Task objective >> Extract the lines that carry the string "capture" from the listing.

Exercise data >>
%%

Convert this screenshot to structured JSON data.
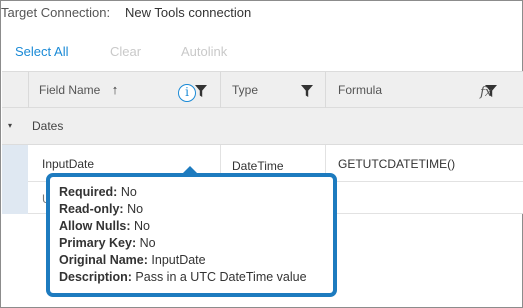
{
  "target": {
    "label": "Target Connection:",
    "value": "New Tools connection"
  },
  "actions": {
    "select_all": "Select All",
    "clear": "Clear",
    "autolink": "Autolink"
  },
  "columns": {
    "field_name": "Field Name",
    "sort_indicator": "↑",
    "type": "Type",
    "formula": "Formula"
  },
  "group": {
    "caret": "▾",
    "name": "Dates"
  },
  "row": {
    "field": "InputDate",
    "type": "DateTime",
    "formula": "GETUTCDATETIME()",
    "fx": "fx"
  },
  "row2": {
    "partial_text": "U"
  },
  "tooltip": {
    "lines": [
      {
        "key": "Required:",
        "value": " No"
      },
      {
        "key": "Read-only:",
        "value": " No"
      },
      {
        "key": "Allow Nulls:",
        "value": " No"
      },
      {
        "key": "Primary Key:",
        "value": " No"
      },
      {
        "key": "Original Name:",
        "value": " InputDate"
      },
      {
        "key": "Description:",
        "value": " Pass in a UTC DateTime value"
      }
    ]
  },
  "colors": {
    "accent": "#1a8ad6",
    "tooltip_border": "#1d7bbf",
    "disabled": "#c9c9c9",
    "header_bg": "#efefef"
  },
  "icons": {
    "info": "info-icon",
    "filter": "filter-icon",
    "formula": "fx-icon",
    "sort": "sort-ascending-icon",
    "caret": "caret-down-icon"
  }
}
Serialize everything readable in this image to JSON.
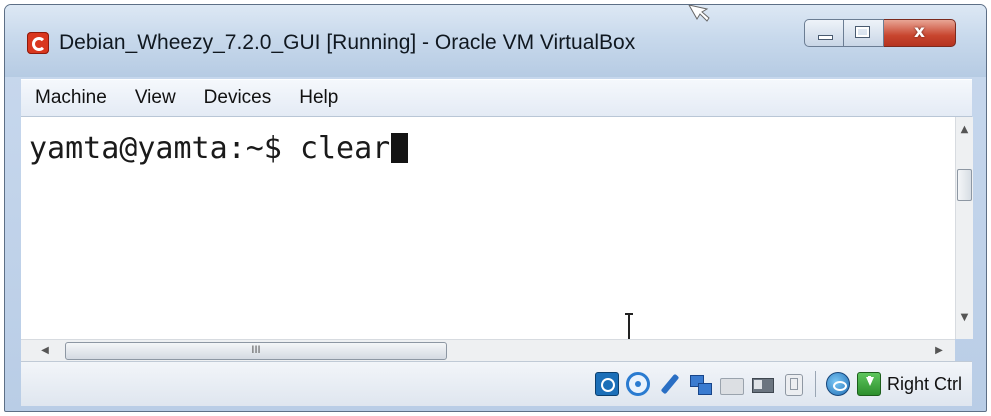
{
  "window": {
    "title": "Debian_Wheezy_7.2.0_GUI [Running] - Oracle VM VirtualBox",
    "close_glyph": "x",
    "icons": [
      "virtualbox-icon",
      "minimize-icon",
      "maximize-icon",
      "close-icon"
    ]
  },
  "menubar": {
    "items": [
      {
        "label": "Machine"
      },
      {
        "label": "View"
      },
      {
        "label": "Devices"
      },
      {
        "label": "Help"
      }
    ]
  },
  "terminal": {
    "prompt": "yamta@yamta:~$ ",
    "command": "clear"
  },
  "scrollbars": {
    "horizontal_thumb_grip": "III"
  },
  "statusbar": {
    "device_icons": [
      "hard-disk-icon",
      "optical-drive-icon",
      "usb-icon",
      "network-icon",
      "shared-folders-icon",
      "video-capture-icon",
      "capture-icon",
      "mouse-integration-icon",
      "keyboard-capture-icon"
    ],
    "host_key": "Right Ctrl"
  },
  "colors": {
    "titlebar": "#c8d9ec",
    "close_button": "#c8452e",
    "terminal_bg": "#ffffff",
    "terminal_fg": "#1a1a1a"
  }
}
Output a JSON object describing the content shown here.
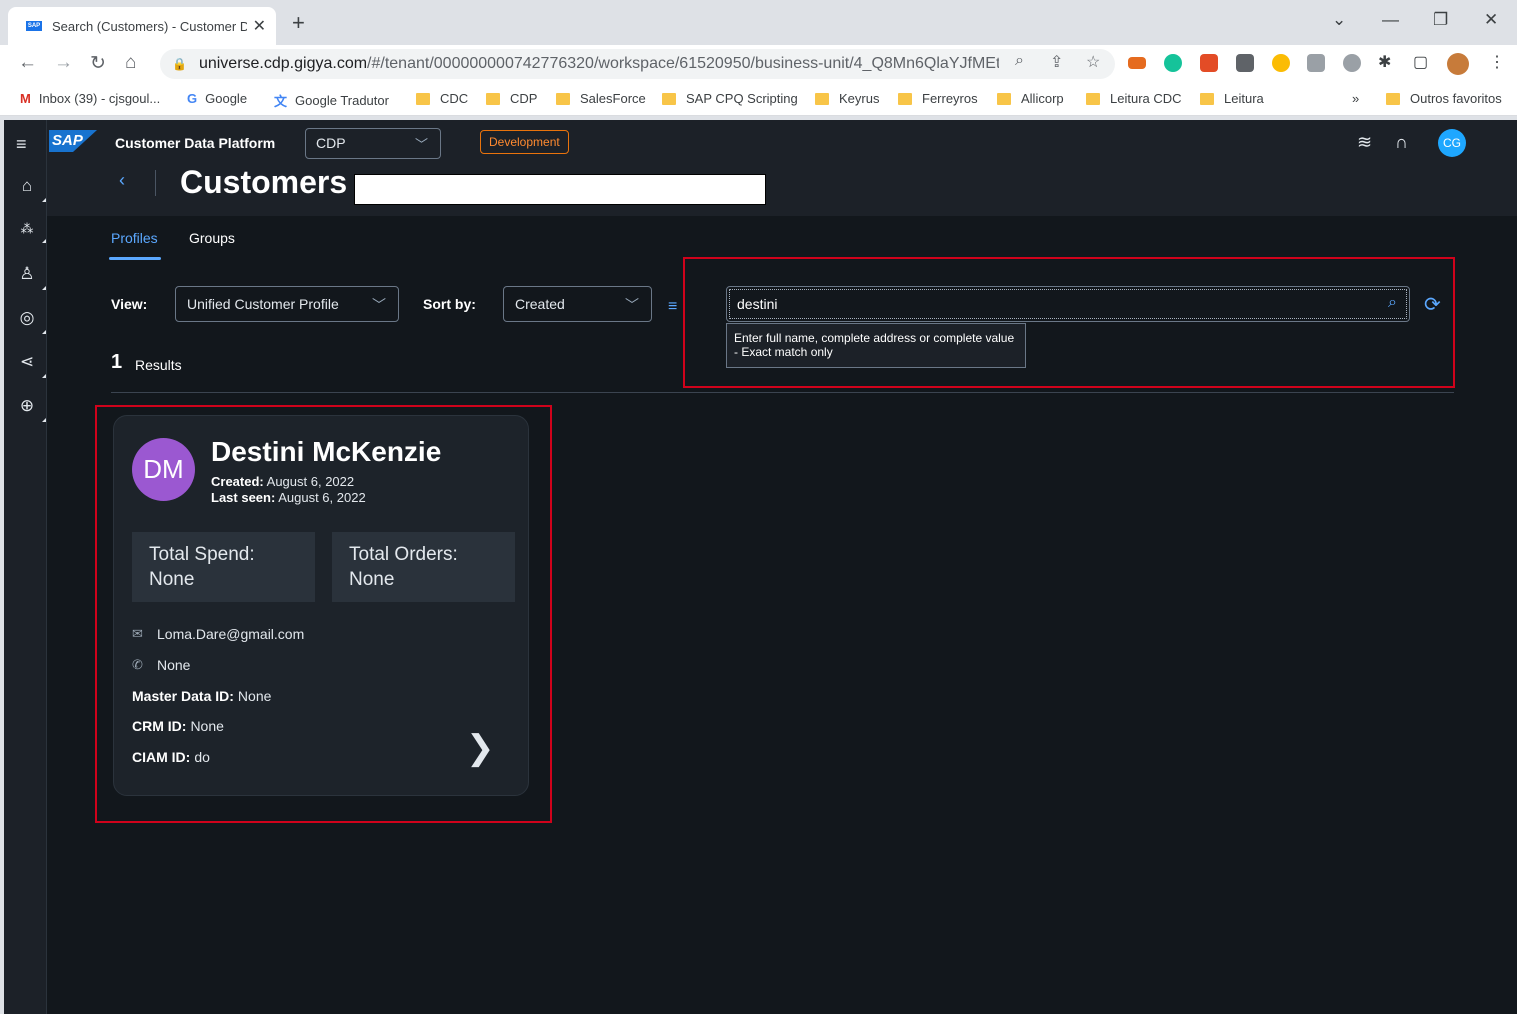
{
  "browser": {
    "tab_title": "Search (Customers) - Customer D",
    "url_host": "universe.cdp.gigya.com",
    "url_path": "/#/tenant/000000000742776320/workspace/61520950/business-unit/4_Q8Mn6QlaYJfMEtWl...",
    "bookmarks": [
      "Inbox (39) - cjsgoul...",
      "Google",
      "Google Tradutor",
      "CDC",
      "CDP",
      "SalesForce",
      "SAP CPQ Scripting",
      "Keyrus",
      "Ferreyros",
      "Allicorp",
      "Leitura CDC",
      "Leitura"
    ],
    "bookmarks_more": "»",
    "other_bookmarks": "Outros favoritos"
  },
  "shell": {
    "logo": "SAP",
    "product": "Customer Data Platform",
    "workspace": "CDP",
    "env_badge": "Development",
    "user_initials": "CG"
  },
  "page": {
    "title": "Customers",
    "tabs": [
      "Profiles",
      "Groups"
    ],
    "active_tab": "Profiles"
  },
  "filters": {
    "view_label": "View:",
    "view_value": "Unified Customer Profile",
    "sort_label": "Sort by:",
    "sort_value": "Created",
    "search_value": "destini",
    "search_tooltip_line1": "Enter full name, complete address or complete value",
    "search_tooltip_line2": "- Exact match only"
  },
  "results": {
    "count": "1",
    "label": "Results"
  },
  "card": {
    "initials": "DM",
    "name": "Destini McKenzie",
    "created_label": "Created:",
    "created_value": "August 6, 2022",
    "last_seen_label": "Last seen:",
    "last_seen_value": "August 6, 2022",
    "total_spend_label": "Total Spend:",
    "total_spend_value": "None",
    "total_orders_label": "Total Orders:",
    "total_orders_value": "None",
    "email": "Loma.Dare@gmail.com",
    "phone": "None",
    "master_id_label": "Master Data ID:",
    "master_id_value": "None",
    "crm_id_label": "CRM ID:",
    "crm_id_value": "None",
    "ciam_id_label": "CIAM ID:",
    "ciam_id_value": "do"
  },
  "colors": {
    "accent": "#5ba8ff",
    "avatar": "#9b58d1",
    "highlight": "#d0021b",
    "badge": "#e9730c"
  }
}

%%

Answer for the task >>
      "video-capture-icon",
      "capture-icon",
      "keyboard-capture-icon"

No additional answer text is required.